### Records provided
:::

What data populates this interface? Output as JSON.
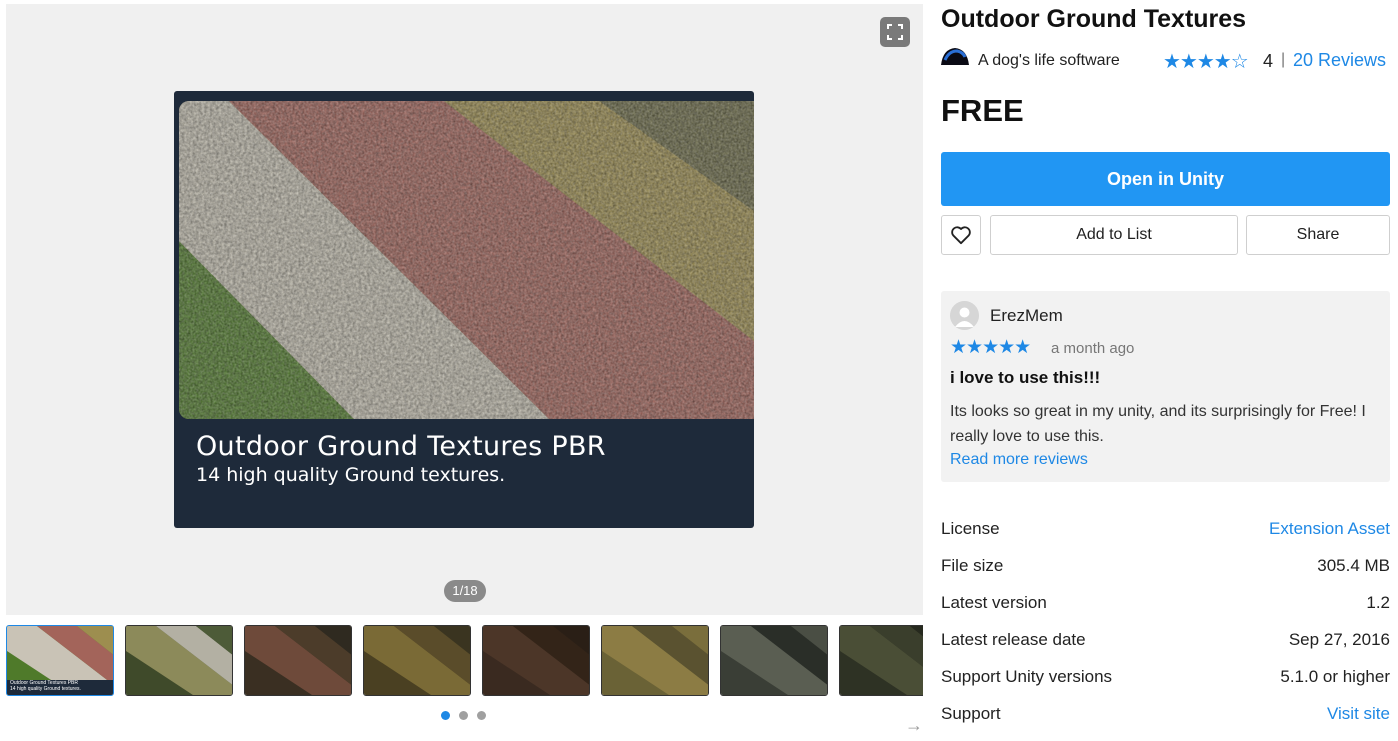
{
  "gallery": {
    "main_caption_title": "Outdoor Ground Textures PBR",
    "main_caption_subtitle": "14 high quality Ground textures.",
    "counter": "1/18",
    "thumb_caption_title": "Outdoor Ground Textures PBR",
    "thumb_caption_subtitle": "14 high quality Ground textures.",
    "thumbnails": [
      {
        "colors": [
          "#4f7a2a",
          "#c9c3b6",
          "#a3645a",
          "#9d8e4f"
        ]
      },
      {
        "colors": [
          "#3f4a2a",
          "#8c8a5a",
          "#b3b0a3",
          "#4d5b38"
        ]
      },
      {
        "colors": [
          "#3a2f22",
          "#6e4a3a",
          "#4c3c2a",
          "#2f2a20"
        ]
      },
      {
        "colors": [
          "#4a4022",
          "#7a6a36",
          "#5a4c2a",
          "#3a3420"
        ]
      },
      {
        "colors": [
          "#3a2a20",
          "#4c3628",
          "#332418",
          "#2a1f16"
        ]
      },
      {
        "colors": [
          "#6a6236",
          "#8c7c44",
          "#5a5230",
          "#7a6e3c"
        ]
      },
      {
        "colors": [
          "#3a3e36",
          "#5a5e52",
          "#2a2e28",
          "#4a4e44"
        ]
      },
      {
        "colors": [
          "#2e3224",
          "#4a4e36",
          "#3a3e2c",
          "#26291e"
        ]
      }
    ],
    "dots_count": 3,
    "next_arrow": "→"
  },
  "product": {
    "title": "Outdoor Ground Textures",
    "publisher": "A dog's life software",
    "stars": "★★★★☆",
    "rating": "4",
    "separator": "|",
    "reviews_link": "20 Reviews",
    "price": "FREE",
    "open_button": "Open in Unity",
    "add_to_list_button": "Add to List",
    "share_button": "Share"
  },
  "review": {
    "user": "ErezMem",
    "stars": "★★★★★",
    "time": "a month ago",
    "title": "i love to use this!!!",
    "body": "Its looks so great in my unity, and its surprisingly for Free! I really love to use this.",
    "read_more": "Read more reviews"
  },
  "info": [
    {
      "label": "License",
      "value": "Extension Asset",
      "link": true
    },
    {
      "label": "File size",
      "value": "305.4 MB",
      "link": false
    },
    {
      "label": "Latest version",
      "value": "1.2",
      "link": false
    },
    {
      "label": "Latest release date",
      "value": "Sep 27, 2016",
      "link": false
    },
    {
      "label": "Support Unity versions",
      "value": "5.1.0 or higher",
      "link": false
    },
    {
      "label": "Support",
      "value": "Visit site",
      "link": true
    }
  ],
  "colors": {
    "accent": "#2196f3",
    "link": "#1e88e5",
    "banner_bg": "#1e2a3a"
  },
  "icons": {
    "fullscreen": "fullscreen-icon",
    "heart": "heart-icon",
    "next": "arrow-right-icon"
  }
}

:::

### Job
Output all the records, word for word, with no pictures in the copy.

### The reply
What data populates this interface? Output as JSON.
{
  "gallery": {
    "main_caption_title": "Outdoor Ground Textures PBR",
    "main_caption_subtitle": "14 high quality Ground textures.",
    "counter": "1/18",
    "thumb_caption_title": "Outdoor Ground Textures PBR",
    "thumb_caption_subtitle": "14 high quality Ground textures.",
    "thumbnails": [
      {
        "colors": [
          "#4f7a2a",
          "#c9c3b6",
          "#a3645a",
          "#9d8e4f"
        ]
      },
      {
        "colors": [
          "#3f4a2a",
          "#8c8a5a",
          "#b3b0a3",
          "#4d5b38"
        ]
      },
      {
        "colors": [
          "#3a2f22",
          "#6e4a3a",
          "#4c3c2a",
          "#2f2a20"
        ]
      },
      {
        "colors": [
          "#4a4022",
          "#7a6a36",
          "#5a4c2a",
          "#3a3420"
        ]
      },
      {
        "colors": [
          "#3a2a20",
          "#4c3628",
          "#332418",
          "#2a1f16"
        ]
      },
      {
        "colors": [
          "#6a6236",
          "#8c7c44",
          "#5a5230",
          "#7a6e3c"
        ]
      },
      {
        "colors": [
          "#3a3e36",
          "#5a5e52",
          "#2a2e28",
          "#4a4e44"
        ]
      },
      {
        "colors": [
          "#2e3224",
          "#4a4e36",
          "#3a3e2c",
          "#26291e"
        ]
      }
    ],
    "dots_count": 3,
    "next_arrow": "→"
  },
  "product": {
    "title": "Outdoor Ground Textures",
    "publisher": "A dog's life software",
    "stars": "★★★★☆",
    "rating": "4",
    "separator": "|",
    "reviews_link": "20 Reviews",
    "price": "FREE",
    "open_button": "Open in Unity",
    "add_to_list_button": "Add to List",
    "share_button": "Share"
  },
  "review": {
    "user": "ErezMem",
    "stars": "★★★★★",
    "time": "a month ago",
    "title": "i love to use this!!!",
    "body": "Its looks so great in my unity, and its surprisingly for Free! I really love to use this.",
    "read_more": "Read more reviews"
  },
  "info": [
    {
      "label": "License",
      "value": "Extension Asset",
      "link": true
    },
    {
      "label": "File size",
      "value": "305.4 MB",
      "link": false
    },
    {
      "label": "Latest version",
      "value": "1.2",
      "link": false
    },
    {
      "label": "Latest release date",
      "value": "Sep 27, 2016",
      "link": false
    },
    {
      "label": "Support Unity versions",
      "value": "5.1.0 or higher",
      "link": false
    },
    {
      "label": "Support",
      "value": "Visit site",
      "link": true
    }
  ],
  "colors": {
    "accent": "#2196f3",
    "link": "#1e88e5",
    "banner_bg": "#1e2a3a"
  },
  "icons": {
    "fullscreen": "fullscreen-icon",
    "heart": "heart-icon",
    "next": "arrow-right-icon"
  }
}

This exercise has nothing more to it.